• _TASK BRIEF_
Look through the data below. Show each line where the string "Λόρδος" occurs.

• _SOURCE RECORDS_
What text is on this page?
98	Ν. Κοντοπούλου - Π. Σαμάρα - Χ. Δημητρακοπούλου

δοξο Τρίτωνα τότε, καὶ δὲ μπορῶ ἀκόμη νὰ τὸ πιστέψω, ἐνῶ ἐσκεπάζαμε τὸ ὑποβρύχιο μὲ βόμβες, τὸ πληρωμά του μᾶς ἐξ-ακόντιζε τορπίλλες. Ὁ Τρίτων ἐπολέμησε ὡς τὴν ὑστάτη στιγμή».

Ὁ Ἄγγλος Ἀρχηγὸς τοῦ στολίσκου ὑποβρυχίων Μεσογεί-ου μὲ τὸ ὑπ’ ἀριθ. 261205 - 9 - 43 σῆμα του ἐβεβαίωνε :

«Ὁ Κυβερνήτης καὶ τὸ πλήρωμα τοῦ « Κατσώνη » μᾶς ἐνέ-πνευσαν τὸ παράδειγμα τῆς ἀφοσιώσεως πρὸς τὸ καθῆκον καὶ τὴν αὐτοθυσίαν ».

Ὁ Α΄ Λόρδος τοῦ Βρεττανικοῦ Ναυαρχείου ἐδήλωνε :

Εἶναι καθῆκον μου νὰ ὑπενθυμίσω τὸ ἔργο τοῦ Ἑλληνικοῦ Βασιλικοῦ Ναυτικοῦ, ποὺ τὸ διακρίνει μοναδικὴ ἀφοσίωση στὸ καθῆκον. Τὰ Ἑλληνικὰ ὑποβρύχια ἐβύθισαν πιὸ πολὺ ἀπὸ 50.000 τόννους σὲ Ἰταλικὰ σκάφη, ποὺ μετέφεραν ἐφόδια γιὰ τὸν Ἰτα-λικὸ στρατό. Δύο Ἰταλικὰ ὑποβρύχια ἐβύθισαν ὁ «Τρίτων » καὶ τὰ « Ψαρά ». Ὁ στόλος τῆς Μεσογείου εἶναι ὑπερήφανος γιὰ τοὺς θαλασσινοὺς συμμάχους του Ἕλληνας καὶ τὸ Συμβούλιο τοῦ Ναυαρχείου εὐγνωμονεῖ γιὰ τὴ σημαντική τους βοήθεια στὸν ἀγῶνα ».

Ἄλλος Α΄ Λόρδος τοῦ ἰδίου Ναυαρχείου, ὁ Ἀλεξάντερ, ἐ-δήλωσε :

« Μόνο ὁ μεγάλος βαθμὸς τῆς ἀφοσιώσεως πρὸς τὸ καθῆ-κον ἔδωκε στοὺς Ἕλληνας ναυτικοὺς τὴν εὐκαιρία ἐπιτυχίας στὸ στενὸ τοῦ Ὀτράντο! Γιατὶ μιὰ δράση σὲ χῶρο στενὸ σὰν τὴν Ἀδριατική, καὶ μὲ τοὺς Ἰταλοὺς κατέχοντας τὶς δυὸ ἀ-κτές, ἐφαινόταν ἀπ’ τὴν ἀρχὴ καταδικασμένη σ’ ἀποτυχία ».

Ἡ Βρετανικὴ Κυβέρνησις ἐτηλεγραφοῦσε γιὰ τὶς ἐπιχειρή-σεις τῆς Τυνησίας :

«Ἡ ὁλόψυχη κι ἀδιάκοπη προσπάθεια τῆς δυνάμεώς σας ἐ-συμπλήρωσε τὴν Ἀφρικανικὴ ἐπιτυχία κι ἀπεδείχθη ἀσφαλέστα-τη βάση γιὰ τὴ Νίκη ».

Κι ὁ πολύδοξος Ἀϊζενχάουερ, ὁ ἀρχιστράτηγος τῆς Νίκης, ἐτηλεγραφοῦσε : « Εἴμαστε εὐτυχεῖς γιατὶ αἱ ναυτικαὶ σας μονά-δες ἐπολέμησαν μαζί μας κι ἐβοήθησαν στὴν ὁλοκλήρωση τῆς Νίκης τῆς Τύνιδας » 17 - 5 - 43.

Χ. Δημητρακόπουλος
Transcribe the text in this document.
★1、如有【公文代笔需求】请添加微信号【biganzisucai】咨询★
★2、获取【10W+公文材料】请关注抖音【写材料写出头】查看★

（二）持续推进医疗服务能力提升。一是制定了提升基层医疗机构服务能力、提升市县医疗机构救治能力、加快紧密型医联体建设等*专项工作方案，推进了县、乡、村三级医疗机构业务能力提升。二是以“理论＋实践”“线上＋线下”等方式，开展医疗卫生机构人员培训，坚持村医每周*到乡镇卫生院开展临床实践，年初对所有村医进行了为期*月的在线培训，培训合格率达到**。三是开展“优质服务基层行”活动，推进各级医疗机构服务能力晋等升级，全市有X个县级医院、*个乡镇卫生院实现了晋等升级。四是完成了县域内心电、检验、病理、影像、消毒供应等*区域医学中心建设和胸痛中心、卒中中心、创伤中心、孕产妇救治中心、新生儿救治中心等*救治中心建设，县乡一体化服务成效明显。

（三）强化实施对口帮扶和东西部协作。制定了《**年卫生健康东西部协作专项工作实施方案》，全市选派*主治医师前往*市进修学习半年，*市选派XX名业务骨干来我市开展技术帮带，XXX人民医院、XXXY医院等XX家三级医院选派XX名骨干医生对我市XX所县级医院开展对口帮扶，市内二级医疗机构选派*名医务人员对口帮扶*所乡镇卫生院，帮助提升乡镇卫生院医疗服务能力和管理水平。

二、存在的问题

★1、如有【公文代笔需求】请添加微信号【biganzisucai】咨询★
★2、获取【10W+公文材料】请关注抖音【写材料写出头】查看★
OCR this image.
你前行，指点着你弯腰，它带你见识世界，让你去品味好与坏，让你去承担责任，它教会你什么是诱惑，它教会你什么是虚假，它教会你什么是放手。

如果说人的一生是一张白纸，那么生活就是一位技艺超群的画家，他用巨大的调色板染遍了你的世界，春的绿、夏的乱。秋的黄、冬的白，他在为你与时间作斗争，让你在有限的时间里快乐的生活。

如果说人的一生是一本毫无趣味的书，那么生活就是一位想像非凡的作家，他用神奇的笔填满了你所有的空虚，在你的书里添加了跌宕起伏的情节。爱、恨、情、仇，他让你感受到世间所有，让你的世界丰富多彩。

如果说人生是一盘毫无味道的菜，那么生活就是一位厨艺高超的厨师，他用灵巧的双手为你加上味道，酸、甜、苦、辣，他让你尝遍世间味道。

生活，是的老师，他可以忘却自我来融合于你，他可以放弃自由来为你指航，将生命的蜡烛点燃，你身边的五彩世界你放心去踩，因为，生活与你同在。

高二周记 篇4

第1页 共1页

• _TASK OUTPUT_
Ὁ Α΄ Λόρδος τοῦ Βρεττανικοῦ Ναυαρχείου ἐδήλωνε :
Ἄλλος Α΄ Λόρδος τοῦ ἰδίου Ναυαρχείου, ὁ Ἀλεξάντερ, ἐ-δήλωσε :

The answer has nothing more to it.